- **Instruction**:
Return all lines where the word "score" can be found.

(Figure collection entries)
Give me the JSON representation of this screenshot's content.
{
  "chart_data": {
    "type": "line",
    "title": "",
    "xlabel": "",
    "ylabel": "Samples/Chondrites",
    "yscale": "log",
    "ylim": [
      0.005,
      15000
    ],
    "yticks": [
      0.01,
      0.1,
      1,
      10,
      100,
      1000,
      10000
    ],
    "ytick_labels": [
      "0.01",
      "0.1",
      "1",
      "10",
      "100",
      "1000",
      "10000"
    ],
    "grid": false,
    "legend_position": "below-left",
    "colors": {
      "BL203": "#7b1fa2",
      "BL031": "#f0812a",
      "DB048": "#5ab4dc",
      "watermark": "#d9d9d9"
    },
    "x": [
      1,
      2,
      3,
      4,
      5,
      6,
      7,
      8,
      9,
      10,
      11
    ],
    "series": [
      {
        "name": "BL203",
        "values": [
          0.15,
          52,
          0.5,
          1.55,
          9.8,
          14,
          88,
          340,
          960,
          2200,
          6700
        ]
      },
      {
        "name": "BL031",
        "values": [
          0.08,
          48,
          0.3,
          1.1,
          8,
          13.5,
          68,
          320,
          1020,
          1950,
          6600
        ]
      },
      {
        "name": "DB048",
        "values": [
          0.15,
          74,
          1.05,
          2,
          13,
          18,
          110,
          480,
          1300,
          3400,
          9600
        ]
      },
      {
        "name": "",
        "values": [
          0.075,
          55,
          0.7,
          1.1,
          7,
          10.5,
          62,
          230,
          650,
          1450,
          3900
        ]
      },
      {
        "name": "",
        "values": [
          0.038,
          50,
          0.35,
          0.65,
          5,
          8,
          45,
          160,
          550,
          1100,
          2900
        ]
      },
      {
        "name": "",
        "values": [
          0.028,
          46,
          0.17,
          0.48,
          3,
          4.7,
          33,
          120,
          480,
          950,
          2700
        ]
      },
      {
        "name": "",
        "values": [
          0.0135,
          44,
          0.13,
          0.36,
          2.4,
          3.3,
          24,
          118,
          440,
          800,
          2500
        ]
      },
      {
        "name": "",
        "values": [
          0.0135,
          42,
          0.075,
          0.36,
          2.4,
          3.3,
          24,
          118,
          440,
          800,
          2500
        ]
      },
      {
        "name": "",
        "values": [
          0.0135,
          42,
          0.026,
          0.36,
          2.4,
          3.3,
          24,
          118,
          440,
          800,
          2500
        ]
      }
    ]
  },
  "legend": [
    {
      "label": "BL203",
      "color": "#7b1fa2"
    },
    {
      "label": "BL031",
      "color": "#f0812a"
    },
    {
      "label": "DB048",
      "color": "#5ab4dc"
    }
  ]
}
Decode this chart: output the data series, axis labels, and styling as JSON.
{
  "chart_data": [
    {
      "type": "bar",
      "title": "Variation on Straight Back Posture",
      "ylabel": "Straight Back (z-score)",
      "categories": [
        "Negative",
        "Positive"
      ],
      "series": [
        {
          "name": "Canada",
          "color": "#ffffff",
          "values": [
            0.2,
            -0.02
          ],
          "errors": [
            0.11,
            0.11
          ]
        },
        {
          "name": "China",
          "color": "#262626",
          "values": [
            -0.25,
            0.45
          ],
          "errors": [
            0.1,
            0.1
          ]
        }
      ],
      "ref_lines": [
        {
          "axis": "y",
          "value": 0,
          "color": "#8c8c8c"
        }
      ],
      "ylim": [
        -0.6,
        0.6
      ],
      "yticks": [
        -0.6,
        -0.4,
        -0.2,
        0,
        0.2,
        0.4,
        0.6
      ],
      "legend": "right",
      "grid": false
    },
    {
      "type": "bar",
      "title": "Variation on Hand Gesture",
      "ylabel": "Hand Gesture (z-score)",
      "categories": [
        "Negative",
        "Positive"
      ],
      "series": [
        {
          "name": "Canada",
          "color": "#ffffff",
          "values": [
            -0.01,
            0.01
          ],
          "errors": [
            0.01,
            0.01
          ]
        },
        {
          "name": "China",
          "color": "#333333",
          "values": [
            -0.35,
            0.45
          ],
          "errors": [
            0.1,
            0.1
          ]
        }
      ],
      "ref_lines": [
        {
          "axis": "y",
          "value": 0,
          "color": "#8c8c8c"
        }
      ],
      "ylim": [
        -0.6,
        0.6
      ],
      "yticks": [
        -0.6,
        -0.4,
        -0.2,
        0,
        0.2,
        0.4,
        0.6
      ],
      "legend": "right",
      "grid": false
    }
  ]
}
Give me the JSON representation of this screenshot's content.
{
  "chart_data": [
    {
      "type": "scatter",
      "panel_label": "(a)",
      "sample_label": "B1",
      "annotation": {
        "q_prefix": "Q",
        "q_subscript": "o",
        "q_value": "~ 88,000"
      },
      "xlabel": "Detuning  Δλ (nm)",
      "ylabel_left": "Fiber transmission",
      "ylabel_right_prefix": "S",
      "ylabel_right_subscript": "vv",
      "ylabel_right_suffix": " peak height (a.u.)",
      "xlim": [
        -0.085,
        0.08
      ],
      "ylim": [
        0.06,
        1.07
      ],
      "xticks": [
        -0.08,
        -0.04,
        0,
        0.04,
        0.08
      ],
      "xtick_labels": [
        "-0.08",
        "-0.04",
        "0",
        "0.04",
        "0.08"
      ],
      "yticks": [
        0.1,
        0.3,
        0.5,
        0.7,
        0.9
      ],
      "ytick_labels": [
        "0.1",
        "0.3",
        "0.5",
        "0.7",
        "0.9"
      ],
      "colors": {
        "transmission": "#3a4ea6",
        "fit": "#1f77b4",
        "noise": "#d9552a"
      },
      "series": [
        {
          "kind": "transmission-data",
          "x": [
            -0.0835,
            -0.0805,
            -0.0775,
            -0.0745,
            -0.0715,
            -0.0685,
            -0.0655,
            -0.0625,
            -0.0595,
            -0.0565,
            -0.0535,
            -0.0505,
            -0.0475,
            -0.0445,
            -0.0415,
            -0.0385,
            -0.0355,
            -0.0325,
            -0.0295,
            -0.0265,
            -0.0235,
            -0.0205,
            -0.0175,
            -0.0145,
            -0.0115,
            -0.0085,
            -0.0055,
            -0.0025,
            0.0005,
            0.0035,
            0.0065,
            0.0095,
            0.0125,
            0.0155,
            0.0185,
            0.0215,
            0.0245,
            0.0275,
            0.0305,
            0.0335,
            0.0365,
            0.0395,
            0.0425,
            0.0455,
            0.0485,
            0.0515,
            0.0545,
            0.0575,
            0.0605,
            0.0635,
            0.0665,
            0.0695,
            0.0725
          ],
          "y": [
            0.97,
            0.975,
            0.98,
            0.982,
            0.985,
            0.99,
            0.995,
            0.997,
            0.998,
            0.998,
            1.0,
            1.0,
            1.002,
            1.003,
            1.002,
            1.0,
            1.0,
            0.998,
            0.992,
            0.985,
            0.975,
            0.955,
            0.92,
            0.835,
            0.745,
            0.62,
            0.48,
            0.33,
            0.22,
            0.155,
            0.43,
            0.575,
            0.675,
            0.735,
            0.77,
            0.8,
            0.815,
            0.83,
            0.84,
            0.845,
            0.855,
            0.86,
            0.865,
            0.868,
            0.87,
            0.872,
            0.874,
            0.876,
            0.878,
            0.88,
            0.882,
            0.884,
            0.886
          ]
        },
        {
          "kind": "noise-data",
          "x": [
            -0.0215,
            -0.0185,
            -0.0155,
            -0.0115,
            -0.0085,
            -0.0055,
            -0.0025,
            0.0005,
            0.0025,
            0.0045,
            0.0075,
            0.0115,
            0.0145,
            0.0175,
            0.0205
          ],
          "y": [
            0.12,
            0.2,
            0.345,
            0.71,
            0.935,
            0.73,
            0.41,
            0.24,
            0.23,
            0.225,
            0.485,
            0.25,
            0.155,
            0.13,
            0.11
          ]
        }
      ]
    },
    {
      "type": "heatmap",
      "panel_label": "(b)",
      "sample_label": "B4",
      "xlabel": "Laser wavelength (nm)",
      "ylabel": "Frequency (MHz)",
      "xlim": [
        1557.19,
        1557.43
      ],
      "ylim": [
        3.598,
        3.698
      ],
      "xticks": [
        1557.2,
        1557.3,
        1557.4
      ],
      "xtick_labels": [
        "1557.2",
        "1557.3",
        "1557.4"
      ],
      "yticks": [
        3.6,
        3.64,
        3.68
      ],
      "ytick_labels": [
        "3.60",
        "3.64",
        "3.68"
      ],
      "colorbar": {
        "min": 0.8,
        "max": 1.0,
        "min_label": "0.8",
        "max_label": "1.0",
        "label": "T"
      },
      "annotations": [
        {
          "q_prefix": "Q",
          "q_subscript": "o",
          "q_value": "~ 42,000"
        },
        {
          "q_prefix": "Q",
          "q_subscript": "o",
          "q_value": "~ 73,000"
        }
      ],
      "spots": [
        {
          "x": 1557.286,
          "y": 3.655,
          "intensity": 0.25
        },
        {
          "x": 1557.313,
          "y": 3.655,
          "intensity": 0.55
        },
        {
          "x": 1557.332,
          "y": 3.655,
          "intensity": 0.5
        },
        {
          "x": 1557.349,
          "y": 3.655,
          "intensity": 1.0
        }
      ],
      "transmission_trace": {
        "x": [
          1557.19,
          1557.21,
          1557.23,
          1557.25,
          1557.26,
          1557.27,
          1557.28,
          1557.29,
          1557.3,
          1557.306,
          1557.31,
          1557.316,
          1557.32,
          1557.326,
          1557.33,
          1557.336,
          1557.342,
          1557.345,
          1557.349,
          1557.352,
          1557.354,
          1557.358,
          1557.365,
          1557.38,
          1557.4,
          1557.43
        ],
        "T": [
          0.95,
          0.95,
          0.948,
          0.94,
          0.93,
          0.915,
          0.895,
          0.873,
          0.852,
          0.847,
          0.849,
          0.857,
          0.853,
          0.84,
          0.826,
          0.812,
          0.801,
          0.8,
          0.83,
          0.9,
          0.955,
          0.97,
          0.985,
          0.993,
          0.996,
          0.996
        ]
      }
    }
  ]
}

- **Completed task**:
      "ylabel": "Straight Back (z-score)",
      "ylabel": "Hand Gesture (z-score)",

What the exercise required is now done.